** Start **
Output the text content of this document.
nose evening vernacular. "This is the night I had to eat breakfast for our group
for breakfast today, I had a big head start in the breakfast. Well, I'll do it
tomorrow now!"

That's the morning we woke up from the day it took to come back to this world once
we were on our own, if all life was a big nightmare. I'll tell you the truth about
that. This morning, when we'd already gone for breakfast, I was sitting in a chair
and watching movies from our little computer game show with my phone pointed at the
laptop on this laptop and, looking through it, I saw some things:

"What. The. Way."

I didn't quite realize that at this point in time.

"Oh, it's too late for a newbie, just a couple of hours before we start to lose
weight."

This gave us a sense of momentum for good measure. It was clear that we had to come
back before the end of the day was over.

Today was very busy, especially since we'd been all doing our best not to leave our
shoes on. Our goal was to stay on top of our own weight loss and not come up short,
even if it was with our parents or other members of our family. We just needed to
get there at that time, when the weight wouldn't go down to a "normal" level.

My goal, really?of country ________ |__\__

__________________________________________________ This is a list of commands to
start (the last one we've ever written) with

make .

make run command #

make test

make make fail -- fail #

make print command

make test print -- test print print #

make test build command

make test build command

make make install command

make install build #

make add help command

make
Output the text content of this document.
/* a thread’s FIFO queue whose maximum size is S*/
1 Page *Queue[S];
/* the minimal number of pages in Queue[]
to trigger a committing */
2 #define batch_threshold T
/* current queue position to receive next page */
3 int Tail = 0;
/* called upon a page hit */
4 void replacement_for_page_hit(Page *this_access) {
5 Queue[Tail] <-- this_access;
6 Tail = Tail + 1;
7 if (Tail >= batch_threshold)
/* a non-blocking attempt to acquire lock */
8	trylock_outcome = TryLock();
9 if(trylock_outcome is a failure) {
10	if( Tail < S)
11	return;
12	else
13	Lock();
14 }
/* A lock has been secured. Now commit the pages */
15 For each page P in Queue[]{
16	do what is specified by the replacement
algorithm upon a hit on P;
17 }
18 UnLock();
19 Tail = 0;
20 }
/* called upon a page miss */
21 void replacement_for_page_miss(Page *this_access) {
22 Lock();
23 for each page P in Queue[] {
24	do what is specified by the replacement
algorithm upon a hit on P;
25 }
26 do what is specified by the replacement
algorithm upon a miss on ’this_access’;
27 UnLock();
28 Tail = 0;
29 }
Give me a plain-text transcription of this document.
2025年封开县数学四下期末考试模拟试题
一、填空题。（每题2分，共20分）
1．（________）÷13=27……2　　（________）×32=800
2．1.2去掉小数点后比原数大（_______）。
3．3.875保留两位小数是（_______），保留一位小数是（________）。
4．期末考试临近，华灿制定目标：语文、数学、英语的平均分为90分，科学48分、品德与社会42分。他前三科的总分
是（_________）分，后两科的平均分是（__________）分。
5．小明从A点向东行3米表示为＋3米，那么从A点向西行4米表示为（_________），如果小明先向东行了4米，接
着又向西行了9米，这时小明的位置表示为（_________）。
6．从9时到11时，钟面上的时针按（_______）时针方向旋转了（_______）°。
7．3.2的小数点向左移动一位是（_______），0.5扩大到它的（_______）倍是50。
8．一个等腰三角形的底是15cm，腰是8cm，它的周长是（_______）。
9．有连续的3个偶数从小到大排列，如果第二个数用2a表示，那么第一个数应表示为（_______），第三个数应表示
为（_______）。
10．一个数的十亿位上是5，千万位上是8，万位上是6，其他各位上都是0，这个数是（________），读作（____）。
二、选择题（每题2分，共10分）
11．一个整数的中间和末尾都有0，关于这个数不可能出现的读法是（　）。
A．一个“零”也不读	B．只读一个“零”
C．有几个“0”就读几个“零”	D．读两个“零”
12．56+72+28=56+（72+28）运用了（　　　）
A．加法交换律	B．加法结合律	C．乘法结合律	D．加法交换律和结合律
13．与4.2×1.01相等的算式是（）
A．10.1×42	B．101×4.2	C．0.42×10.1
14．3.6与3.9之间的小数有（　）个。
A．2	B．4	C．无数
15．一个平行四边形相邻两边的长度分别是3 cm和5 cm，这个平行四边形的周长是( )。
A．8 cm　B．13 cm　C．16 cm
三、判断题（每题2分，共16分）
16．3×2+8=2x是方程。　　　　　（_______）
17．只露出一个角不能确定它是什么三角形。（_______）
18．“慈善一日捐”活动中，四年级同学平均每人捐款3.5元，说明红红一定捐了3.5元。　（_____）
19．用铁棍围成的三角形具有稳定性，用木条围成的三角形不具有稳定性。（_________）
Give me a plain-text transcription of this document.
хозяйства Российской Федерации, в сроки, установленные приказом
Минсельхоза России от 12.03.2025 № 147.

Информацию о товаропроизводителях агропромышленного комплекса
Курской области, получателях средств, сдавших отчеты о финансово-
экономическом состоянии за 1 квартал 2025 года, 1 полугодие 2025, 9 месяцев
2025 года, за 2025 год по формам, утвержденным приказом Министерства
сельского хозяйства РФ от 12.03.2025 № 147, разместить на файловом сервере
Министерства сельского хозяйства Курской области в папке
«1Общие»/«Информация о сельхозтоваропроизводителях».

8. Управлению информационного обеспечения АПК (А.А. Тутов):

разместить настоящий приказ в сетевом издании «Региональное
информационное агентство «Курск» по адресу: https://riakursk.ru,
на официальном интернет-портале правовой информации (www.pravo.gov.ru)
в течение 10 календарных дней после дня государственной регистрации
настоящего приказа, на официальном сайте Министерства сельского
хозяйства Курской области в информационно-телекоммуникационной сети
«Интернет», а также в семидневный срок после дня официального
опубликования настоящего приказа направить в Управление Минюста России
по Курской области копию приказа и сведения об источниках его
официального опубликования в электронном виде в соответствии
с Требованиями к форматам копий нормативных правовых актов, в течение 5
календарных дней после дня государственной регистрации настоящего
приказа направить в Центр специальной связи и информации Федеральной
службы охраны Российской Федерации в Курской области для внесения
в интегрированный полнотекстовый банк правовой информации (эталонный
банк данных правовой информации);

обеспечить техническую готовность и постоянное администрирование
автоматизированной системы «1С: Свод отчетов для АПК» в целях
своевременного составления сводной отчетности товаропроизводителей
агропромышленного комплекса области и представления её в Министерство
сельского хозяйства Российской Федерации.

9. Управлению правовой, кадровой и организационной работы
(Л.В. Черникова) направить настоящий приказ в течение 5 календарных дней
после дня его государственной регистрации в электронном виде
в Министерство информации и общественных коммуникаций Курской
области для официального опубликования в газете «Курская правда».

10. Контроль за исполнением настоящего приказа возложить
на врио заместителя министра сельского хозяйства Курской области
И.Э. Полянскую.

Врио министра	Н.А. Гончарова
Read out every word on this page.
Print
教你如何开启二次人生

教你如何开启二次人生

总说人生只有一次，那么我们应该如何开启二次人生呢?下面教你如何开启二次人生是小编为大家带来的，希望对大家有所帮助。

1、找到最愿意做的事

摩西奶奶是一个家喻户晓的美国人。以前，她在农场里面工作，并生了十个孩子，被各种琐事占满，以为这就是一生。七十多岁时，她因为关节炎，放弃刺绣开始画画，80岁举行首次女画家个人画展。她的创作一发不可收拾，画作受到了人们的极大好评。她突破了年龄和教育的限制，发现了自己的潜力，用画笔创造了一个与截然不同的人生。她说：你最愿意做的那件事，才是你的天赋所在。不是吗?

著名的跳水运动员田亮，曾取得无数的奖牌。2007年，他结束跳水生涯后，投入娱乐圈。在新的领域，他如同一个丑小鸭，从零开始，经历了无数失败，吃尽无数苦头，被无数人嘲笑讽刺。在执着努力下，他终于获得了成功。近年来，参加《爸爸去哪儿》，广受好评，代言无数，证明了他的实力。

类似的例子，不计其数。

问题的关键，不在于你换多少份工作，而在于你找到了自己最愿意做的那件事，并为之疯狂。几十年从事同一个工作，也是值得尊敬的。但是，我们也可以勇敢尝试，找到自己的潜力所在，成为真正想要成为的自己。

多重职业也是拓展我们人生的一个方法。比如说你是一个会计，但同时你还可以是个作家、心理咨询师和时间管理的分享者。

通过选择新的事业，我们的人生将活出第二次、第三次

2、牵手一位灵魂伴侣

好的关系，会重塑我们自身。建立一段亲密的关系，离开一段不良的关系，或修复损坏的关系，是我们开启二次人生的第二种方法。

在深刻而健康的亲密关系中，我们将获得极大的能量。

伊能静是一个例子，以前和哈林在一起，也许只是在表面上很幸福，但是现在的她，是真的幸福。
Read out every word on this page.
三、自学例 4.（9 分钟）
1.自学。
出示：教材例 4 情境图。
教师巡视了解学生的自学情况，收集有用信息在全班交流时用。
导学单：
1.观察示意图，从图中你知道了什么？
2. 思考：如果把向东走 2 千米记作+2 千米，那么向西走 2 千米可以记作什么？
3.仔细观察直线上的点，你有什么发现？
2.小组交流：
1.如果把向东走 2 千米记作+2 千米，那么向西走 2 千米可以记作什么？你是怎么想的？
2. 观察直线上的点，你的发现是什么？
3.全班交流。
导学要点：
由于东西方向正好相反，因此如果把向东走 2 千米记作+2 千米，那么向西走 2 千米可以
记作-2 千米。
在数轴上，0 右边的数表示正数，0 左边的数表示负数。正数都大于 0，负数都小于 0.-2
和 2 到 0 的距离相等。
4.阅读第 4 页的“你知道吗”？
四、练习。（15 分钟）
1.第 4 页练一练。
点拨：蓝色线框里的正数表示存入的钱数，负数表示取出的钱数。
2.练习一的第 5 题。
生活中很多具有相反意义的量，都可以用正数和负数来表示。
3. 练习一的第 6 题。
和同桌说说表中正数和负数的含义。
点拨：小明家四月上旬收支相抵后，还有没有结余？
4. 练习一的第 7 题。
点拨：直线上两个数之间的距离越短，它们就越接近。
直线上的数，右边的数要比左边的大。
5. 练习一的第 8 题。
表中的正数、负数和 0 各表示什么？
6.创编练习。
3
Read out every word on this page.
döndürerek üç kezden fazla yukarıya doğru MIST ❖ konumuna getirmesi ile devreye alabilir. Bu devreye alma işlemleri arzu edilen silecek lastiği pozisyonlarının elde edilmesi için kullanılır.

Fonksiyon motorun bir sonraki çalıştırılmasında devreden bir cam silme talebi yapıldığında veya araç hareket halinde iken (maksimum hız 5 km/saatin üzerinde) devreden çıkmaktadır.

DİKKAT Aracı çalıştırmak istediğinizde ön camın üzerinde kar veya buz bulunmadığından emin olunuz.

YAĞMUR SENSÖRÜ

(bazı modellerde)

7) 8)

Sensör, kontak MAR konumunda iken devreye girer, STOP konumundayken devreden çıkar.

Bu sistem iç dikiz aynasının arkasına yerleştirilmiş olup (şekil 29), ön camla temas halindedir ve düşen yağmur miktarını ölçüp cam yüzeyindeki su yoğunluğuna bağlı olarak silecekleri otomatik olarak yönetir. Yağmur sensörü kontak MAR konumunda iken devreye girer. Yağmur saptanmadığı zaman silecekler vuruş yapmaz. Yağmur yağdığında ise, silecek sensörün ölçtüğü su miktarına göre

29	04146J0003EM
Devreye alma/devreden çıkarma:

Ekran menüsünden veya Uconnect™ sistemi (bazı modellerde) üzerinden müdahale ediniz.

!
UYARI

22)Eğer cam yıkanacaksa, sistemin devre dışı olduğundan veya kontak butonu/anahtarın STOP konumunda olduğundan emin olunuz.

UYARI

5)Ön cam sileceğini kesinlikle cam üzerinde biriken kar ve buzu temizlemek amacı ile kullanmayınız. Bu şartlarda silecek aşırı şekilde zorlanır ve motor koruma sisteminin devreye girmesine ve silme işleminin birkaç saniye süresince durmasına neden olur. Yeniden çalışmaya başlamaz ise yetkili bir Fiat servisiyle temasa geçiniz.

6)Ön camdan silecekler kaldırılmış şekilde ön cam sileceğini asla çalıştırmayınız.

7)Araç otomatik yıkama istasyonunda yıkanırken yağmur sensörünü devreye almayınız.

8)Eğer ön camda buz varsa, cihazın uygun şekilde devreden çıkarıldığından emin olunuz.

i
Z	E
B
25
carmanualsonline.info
** End **
* **Exercise aim**: Determine how many lines in the records contain "silecekler", and reply with the number only.

* **Written answer**: 2